◆ What you should do
Collect each line of the entries that holds the string "username".

** begin Record excerpts **

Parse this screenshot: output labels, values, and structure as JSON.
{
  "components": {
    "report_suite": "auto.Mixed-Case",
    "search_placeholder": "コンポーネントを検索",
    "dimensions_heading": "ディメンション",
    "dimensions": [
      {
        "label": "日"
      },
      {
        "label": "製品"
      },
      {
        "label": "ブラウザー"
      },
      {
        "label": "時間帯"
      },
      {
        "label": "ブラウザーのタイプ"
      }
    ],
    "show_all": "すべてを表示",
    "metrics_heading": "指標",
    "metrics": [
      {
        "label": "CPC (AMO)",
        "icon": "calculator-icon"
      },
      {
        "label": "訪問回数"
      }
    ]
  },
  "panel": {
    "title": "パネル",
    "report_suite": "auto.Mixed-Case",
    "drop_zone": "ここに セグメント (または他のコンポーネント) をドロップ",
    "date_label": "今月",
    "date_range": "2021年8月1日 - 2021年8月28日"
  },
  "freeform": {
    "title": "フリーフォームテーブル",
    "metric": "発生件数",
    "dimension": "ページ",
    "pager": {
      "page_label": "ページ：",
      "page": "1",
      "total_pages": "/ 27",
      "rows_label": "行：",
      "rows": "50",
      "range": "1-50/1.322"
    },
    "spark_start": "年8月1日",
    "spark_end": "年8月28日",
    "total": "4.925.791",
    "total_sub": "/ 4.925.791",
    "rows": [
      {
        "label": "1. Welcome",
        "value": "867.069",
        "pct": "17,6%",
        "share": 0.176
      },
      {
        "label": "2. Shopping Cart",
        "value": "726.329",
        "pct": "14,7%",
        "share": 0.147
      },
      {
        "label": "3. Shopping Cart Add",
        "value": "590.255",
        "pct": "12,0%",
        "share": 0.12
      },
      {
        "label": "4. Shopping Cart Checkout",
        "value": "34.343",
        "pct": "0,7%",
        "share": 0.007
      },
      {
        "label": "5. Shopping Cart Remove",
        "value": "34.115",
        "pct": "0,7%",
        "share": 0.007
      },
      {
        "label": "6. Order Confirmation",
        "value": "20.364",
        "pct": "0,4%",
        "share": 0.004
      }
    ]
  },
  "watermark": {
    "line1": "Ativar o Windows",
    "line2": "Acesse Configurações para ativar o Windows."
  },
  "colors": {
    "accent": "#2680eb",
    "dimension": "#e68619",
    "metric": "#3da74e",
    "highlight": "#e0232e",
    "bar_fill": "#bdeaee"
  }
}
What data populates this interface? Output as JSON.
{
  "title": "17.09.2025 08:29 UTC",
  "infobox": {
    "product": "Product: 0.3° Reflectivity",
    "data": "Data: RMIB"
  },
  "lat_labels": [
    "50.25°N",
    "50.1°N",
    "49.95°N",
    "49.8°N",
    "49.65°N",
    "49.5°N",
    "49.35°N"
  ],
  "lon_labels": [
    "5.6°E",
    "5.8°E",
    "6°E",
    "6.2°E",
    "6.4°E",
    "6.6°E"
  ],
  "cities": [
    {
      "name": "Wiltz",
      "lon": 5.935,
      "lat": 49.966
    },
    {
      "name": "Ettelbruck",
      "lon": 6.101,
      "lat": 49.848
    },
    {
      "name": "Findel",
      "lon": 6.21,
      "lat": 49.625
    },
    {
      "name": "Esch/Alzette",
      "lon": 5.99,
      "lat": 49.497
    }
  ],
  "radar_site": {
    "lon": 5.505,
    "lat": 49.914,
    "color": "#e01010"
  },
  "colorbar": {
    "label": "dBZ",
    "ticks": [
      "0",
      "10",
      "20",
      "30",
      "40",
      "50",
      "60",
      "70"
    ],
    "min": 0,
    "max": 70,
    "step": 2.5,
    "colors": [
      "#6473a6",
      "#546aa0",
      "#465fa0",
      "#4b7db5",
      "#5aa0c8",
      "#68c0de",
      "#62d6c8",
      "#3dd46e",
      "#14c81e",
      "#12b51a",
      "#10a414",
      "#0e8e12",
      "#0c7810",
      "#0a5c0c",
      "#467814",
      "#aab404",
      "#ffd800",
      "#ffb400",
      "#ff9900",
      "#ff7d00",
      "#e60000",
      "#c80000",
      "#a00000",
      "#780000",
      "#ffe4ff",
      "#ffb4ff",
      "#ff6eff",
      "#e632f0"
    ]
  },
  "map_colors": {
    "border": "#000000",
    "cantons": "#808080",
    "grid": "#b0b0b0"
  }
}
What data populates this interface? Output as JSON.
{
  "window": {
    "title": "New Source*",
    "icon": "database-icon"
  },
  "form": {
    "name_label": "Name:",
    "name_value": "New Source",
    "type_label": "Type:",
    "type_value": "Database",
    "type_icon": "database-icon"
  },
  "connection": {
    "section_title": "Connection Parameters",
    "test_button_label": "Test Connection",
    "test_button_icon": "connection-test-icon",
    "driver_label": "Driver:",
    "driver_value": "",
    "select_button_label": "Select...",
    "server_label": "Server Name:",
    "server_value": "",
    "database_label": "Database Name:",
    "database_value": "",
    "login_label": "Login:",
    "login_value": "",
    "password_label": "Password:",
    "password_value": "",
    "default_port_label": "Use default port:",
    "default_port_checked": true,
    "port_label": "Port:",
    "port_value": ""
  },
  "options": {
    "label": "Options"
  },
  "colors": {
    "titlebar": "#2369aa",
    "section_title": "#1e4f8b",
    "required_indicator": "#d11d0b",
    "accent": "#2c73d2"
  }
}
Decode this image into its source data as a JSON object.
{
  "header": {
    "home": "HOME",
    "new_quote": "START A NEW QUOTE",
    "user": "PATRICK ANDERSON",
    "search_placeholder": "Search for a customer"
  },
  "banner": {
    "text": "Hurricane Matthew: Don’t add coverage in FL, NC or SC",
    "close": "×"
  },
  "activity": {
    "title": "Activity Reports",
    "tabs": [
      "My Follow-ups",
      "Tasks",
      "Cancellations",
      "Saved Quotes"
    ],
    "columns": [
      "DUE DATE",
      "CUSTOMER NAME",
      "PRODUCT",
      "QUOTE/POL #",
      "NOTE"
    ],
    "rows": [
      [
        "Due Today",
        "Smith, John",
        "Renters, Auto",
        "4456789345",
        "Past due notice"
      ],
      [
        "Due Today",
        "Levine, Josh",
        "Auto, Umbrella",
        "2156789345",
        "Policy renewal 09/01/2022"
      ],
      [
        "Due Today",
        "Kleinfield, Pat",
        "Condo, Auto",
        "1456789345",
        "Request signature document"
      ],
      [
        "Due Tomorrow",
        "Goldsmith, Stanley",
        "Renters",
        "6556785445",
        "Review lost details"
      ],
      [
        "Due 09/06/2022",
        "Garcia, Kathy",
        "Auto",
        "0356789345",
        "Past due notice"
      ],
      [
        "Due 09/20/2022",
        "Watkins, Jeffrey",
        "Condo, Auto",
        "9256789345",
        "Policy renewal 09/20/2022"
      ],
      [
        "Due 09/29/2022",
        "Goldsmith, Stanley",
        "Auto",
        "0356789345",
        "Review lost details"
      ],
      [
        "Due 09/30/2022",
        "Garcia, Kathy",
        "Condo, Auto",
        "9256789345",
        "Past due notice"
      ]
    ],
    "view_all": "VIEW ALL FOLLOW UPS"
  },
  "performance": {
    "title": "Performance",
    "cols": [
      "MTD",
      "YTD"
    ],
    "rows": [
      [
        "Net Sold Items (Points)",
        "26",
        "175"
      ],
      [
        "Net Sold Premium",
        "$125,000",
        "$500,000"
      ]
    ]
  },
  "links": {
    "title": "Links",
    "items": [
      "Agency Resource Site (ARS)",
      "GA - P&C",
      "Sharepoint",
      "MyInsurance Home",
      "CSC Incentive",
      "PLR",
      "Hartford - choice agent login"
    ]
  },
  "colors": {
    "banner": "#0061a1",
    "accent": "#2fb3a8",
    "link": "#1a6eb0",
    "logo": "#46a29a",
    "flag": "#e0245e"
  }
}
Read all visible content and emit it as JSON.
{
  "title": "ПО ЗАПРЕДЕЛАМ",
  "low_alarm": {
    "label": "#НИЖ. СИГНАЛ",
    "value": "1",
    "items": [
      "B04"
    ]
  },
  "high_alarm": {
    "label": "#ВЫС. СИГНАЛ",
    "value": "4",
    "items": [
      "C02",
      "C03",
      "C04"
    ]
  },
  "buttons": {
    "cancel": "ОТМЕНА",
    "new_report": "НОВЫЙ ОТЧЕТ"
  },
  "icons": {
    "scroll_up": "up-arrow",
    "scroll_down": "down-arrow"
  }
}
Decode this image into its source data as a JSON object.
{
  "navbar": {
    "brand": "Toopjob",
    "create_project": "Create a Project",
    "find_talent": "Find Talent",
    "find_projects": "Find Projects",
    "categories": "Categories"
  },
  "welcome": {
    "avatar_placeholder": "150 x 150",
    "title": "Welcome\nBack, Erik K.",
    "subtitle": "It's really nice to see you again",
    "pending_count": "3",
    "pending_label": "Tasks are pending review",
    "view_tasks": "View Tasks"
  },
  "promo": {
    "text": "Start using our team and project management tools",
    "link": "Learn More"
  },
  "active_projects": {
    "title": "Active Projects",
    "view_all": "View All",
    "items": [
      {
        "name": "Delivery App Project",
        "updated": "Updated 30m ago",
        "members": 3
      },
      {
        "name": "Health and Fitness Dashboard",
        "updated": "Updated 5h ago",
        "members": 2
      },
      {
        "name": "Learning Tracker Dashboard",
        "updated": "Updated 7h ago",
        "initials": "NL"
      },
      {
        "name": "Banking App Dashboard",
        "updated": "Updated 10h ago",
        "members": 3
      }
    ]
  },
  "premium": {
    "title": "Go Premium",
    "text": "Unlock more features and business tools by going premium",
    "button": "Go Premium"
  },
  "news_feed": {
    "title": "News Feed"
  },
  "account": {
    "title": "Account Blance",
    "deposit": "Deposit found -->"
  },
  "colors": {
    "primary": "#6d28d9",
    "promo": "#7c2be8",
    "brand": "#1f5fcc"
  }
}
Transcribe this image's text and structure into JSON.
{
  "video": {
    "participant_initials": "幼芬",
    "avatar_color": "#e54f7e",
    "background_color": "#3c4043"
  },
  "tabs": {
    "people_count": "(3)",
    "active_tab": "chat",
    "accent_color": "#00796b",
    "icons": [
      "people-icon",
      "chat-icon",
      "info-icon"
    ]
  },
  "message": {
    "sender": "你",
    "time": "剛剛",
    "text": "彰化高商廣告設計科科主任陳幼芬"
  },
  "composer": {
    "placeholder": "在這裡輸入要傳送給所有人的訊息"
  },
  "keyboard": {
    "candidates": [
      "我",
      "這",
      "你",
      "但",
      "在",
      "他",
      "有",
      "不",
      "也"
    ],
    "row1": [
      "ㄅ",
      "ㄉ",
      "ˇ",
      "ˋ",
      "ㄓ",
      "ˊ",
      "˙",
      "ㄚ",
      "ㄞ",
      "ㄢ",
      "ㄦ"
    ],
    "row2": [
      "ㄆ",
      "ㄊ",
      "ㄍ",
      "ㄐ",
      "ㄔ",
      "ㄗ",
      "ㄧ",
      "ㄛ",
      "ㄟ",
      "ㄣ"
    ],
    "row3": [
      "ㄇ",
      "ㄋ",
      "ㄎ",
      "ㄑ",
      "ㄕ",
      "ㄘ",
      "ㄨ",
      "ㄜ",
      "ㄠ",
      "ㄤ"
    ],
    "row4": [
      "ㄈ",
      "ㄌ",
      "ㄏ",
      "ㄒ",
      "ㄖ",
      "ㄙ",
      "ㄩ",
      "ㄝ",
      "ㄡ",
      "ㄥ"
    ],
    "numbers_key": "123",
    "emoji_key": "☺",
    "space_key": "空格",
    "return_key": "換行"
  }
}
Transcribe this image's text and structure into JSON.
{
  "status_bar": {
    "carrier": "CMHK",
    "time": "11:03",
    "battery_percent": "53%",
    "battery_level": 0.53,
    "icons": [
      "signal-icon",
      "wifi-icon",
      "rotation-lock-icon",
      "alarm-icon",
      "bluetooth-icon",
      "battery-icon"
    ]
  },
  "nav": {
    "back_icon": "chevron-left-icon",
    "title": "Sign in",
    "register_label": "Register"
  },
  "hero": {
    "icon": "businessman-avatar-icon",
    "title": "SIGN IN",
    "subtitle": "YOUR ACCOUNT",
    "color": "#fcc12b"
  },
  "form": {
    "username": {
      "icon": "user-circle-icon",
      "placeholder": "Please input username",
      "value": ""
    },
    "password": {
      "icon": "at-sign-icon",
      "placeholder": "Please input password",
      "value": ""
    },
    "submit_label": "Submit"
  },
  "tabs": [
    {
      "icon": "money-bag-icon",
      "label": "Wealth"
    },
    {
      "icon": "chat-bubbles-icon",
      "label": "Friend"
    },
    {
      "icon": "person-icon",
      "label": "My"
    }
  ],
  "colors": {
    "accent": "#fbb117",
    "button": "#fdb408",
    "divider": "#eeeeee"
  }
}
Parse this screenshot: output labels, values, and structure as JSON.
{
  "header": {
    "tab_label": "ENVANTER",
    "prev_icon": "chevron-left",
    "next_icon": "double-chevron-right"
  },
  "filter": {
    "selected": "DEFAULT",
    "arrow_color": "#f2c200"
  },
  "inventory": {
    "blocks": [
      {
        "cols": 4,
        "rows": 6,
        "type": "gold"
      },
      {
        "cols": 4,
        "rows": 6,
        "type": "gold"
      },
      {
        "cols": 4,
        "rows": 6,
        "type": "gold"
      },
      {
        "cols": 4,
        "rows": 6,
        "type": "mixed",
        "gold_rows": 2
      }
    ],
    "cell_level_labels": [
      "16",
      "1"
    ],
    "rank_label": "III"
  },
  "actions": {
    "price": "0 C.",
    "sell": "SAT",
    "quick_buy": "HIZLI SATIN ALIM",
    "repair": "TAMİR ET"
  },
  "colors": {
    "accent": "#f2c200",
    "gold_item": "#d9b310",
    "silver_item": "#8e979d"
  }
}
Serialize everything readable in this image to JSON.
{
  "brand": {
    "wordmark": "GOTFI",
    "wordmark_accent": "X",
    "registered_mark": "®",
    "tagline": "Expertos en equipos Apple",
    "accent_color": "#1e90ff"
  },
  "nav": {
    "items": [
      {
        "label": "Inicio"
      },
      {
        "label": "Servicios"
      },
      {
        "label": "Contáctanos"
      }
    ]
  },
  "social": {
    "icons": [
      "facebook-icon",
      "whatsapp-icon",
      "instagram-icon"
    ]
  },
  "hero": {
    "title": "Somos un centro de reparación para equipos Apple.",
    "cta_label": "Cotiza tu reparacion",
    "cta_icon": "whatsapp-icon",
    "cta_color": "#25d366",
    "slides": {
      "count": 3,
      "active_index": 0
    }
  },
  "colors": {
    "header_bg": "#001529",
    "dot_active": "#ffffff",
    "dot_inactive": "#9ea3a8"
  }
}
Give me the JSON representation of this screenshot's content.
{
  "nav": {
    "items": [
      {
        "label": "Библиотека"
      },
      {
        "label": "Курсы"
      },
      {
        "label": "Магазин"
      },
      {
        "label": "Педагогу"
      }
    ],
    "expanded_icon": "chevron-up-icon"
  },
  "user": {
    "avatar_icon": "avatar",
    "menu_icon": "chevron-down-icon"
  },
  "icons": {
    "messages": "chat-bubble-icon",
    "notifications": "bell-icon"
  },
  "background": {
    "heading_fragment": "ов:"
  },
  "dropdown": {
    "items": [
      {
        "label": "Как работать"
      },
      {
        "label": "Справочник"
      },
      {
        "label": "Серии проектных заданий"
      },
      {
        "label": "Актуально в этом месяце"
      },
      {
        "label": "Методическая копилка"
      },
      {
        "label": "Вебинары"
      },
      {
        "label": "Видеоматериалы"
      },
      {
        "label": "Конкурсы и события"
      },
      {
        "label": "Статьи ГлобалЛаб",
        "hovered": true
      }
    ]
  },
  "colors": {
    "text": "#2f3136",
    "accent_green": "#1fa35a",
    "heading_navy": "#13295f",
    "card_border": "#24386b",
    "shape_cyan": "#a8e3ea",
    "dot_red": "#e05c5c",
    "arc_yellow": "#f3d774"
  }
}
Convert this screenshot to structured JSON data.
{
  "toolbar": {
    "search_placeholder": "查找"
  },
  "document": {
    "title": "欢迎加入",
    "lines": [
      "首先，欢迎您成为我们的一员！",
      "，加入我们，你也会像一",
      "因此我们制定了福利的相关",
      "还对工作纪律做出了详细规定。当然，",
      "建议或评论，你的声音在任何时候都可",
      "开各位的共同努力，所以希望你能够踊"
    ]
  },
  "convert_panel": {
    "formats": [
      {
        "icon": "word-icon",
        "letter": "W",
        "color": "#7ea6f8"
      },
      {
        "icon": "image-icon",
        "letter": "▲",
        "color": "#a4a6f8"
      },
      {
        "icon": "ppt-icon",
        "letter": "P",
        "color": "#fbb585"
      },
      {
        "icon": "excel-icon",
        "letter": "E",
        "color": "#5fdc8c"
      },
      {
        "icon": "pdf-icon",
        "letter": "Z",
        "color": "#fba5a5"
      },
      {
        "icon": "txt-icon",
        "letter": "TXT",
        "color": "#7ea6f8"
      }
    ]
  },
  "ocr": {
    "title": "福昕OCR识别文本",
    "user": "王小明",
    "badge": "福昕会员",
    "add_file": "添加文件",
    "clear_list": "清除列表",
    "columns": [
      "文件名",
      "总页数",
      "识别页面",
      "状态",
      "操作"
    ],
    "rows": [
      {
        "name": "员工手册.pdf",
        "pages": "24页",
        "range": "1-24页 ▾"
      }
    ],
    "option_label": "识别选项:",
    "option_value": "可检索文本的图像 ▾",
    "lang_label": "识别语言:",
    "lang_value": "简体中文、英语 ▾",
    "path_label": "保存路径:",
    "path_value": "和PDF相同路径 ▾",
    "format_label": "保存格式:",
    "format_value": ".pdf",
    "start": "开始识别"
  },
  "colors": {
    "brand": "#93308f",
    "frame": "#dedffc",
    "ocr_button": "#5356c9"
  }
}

** end Record excerpts **

◆ Answer
    "username": {
      "placeholder": "Please input username",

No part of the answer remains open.